Aim
Take from the listing each line that has the string "grid".

Data lines
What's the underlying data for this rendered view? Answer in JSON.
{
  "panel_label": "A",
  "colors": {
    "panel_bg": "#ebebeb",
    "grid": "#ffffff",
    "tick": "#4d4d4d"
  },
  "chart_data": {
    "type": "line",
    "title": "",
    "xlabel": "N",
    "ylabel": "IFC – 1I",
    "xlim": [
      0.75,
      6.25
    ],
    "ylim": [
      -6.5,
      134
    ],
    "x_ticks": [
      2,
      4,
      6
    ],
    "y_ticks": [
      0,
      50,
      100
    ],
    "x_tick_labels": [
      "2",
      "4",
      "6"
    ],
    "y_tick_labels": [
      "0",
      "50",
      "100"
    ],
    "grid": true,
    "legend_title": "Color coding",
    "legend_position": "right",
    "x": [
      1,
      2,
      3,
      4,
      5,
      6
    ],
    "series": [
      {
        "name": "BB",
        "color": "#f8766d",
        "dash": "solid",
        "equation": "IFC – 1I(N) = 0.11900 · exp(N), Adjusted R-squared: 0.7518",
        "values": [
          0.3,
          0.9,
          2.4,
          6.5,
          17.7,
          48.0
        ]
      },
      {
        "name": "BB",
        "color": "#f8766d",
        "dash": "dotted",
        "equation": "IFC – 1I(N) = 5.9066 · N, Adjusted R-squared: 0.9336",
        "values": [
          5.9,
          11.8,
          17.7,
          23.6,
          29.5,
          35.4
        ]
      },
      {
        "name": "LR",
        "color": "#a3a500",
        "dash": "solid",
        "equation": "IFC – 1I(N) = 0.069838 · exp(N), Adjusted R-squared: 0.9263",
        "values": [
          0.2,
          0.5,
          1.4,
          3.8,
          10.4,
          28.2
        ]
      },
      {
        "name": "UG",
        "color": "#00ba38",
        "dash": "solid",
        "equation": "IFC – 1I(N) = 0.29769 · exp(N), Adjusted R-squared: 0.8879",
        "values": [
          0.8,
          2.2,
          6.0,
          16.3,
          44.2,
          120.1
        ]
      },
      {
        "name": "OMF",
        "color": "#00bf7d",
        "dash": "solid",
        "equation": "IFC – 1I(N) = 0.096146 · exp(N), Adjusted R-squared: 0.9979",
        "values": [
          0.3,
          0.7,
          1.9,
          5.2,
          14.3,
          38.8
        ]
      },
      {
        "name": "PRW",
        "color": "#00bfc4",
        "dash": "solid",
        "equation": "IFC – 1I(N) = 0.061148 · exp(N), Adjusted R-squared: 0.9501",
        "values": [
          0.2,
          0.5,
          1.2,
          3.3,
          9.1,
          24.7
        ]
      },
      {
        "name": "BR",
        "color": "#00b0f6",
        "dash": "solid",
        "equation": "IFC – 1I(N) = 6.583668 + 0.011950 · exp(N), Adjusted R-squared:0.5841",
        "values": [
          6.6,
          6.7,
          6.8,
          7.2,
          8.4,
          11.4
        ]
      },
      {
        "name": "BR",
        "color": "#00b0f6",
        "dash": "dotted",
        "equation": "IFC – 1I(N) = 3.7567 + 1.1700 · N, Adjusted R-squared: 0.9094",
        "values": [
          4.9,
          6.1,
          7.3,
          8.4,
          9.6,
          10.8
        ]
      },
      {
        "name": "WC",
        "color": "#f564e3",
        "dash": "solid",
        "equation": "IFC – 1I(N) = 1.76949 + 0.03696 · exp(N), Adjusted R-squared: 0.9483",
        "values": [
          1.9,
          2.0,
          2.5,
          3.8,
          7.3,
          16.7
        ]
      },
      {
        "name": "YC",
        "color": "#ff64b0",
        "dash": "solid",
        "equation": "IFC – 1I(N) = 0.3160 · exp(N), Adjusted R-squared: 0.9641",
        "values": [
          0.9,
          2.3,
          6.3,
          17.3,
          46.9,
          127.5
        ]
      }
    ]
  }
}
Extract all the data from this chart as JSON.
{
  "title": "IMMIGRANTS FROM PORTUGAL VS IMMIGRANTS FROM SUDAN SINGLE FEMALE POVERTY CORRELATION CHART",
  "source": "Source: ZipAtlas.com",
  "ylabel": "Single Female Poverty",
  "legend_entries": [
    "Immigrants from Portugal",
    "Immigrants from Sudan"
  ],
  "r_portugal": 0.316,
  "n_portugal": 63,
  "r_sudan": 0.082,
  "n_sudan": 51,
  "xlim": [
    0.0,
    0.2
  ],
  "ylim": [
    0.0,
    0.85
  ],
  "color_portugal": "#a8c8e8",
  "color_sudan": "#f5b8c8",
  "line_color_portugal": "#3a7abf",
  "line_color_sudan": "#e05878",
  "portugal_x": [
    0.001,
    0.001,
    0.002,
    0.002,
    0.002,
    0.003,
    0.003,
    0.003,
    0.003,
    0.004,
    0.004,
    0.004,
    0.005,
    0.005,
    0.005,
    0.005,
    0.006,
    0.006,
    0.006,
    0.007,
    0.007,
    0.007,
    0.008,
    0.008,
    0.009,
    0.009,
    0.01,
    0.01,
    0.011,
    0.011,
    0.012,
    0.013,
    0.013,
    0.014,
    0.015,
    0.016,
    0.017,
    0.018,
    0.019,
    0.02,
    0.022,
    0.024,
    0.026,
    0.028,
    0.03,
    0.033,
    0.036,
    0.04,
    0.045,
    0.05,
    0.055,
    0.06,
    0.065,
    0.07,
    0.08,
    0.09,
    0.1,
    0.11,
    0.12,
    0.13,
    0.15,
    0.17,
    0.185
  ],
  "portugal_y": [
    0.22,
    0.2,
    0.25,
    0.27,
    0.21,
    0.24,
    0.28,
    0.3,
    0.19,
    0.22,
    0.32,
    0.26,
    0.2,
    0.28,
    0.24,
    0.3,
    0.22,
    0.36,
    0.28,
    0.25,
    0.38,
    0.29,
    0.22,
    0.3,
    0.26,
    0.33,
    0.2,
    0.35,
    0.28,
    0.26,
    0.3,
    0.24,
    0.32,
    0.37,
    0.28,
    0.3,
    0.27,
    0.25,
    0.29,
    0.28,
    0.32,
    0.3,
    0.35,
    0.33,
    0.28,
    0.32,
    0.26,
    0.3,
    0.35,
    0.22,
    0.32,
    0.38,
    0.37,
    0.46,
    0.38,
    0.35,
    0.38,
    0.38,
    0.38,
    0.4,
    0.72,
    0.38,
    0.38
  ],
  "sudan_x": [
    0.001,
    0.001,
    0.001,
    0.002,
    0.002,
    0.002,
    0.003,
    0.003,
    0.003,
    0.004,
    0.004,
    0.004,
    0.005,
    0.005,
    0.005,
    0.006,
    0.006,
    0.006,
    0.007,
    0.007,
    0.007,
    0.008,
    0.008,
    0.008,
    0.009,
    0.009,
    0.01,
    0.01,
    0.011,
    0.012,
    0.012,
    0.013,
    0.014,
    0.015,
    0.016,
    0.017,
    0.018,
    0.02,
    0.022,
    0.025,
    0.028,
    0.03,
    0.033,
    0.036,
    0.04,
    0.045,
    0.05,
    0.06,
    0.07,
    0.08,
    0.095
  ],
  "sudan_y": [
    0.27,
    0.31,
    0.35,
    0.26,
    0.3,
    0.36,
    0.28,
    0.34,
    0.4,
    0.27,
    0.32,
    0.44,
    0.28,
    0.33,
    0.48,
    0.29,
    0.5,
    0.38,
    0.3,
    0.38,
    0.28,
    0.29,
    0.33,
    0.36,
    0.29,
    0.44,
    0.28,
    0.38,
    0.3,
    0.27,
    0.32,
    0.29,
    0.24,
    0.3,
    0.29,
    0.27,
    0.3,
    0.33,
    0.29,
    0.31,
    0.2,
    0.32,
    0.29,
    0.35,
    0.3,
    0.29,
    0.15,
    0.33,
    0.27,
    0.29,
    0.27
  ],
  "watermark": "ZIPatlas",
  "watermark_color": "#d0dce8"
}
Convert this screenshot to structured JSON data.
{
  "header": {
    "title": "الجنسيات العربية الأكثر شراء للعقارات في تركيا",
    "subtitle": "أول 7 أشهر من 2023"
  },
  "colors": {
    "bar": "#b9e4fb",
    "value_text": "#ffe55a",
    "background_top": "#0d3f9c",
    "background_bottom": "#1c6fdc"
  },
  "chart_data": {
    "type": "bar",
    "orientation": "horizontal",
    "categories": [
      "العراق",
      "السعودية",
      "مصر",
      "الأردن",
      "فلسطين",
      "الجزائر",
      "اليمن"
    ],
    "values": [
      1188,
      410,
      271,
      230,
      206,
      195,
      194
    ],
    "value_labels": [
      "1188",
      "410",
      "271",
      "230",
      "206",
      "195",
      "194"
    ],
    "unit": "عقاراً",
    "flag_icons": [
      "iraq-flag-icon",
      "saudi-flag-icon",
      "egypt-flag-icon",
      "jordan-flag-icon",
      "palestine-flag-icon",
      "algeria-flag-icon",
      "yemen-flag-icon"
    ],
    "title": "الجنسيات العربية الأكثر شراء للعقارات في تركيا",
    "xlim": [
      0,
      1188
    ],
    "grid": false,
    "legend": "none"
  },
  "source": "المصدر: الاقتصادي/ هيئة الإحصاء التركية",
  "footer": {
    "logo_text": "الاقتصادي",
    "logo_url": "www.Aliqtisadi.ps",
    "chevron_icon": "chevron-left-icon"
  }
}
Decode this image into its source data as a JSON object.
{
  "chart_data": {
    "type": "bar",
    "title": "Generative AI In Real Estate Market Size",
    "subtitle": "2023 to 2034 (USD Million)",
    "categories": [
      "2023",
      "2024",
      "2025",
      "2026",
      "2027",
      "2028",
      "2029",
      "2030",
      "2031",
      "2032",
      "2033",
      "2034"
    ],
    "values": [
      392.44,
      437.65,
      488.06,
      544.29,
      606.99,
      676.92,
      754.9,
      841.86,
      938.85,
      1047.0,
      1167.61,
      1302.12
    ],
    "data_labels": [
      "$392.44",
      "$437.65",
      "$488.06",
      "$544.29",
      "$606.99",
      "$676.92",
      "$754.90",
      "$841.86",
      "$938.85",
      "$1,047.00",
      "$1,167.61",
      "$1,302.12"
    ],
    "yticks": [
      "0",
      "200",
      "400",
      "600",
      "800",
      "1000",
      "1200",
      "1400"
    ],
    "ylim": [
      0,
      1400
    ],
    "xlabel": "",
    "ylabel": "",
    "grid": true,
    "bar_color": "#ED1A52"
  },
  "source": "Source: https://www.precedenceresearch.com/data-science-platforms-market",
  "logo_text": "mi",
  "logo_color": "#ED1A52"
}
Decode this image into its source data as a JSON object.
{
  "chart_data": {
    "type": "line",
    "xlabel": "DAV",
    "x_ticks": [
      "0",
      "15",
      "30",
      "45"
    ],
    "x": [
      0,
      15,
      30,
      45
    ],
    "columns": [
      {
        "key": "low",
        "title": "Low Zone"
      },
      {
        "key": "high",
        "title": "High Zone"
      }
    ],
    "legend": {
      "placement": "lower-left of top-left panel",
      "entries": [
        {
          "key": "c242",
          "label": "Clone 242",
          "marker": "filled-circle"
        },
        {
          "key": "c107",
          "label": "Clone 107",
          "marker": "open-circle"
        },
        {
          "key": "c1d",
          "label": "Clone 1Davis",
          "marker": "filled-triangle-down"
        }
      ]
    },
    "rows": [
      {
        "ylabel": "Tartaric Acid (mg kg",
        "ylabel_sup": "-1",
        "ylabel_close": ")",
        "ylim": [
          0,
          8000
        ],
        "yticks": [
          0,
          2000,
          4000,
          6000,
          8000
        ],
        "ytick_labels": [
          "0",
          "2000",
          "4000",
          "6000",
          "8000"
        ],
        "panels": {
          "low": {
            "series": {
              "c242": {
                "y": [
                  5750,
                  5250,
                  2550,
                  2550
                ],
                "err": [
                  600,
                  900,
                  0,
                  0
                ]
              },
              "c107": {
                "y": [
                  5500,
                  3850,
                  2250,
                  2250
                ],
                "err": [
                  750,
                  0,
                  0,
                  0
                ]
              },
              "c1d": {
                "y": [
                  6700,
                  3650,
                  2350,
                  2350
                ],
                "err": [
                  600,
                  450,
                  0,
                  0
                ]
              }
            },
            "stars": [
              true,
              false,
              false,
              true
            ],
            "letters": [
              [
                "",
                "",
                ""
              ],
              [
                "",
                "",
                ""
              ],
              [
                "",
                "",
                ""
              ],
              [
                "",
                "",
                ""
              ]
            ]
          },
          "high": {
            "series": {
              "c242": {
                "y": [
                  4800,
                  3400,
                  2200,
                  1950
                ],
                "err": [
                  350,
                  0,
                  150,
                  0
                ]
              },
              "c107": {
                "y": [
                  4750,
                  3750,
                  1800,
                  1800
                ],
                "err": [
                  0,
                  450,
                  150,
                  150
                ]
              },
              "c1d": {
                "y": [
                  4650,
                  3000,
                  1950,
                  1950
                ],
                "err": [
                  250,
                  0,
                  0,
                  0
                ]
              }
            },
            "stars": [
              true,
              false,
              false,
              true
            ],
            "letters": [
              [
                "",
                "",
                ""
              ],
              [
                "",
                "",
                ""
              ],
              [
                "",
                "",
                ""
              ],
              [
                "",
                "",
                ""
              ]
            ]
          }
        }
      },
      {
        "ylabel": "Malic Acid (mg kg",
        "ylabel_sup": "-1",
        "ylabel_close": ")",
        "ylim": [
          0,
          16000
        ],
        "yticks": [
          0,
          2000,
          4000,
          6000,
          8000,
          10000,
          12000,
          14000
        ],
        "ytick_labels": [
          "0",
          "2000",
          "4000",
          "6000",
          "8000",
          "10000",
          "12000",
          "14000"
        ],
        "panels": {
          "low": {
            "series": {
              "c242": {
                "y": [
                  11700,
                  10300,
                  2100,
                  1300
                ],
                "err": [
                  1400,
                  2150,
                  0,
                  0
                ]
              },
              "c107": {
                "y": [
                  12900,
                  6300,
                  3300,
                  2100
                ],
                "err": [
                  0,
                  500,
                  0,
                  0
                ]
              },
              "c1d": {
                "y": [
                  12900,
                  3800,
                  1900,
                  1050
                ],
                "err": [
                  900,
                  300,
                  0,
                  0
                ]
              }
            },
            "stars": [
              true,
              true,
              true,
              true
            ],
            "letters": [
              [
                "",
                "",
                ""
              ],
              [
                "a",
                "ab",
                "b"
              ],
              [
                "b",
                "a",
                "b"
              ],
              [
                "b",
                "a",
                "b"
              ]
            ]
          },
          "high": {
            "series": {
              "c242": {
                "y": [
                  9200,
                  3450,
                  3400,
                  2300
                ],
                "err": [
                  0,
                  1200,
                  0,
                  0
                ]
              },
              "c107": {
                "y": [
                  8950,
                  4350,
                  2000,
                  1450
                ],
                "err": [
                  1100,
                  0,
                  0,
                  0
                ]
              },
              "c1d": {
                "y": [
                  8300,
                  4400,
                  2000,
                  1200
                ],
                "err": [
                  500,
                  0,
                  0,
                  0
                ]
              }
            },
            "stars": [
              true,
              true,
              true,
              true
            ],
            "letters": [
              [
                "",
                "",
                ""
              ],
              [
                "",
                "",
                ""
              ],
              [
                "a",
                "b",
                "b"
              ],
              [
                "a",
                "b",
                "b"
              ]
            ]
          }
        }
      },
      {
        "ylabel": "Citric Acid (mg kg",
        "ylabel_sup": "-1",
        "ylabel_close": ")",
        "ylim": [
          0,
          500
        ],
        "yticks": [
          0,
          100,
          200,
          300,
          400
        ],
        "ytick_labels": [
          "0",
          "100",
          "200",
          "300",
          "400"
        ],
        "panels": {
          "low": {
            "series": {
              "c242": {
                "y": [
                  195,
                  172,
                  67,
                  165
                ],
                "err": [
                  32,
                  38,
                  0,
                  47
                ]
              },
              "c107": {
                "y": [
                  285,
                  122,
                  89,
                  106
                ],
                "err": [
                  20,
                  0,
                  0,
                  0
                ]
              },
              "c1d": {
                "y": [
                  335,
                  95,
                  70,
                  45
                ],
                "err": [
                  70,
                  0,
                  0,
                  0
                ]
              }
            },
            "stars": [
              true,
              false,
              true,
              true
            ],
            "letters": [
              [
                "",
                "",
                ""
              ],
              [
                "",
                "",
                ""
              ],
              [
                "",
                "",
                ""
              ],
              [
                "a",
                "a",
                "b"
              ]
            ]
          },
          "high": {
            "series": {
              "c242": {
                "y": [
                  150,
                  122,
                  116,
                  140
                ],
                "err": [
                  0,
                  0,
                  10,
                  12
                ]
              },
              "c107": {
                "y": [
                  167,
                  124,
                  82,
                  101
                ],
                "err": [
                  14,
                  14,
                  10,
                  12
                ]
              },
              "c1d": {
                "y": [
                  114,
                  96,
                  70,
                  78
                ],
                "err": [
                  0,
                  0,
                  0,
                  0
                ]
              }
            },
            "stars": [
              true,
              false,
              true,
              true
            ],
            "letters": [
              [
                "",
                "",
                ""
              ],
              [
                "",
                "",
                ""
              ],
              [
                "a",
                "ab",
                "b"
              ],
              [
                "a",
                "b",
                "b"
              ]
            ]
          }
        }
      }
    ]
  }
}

Reply
    "grid": "#ffffff",
    "grid": true,
    "grid": false,
    "grid": true,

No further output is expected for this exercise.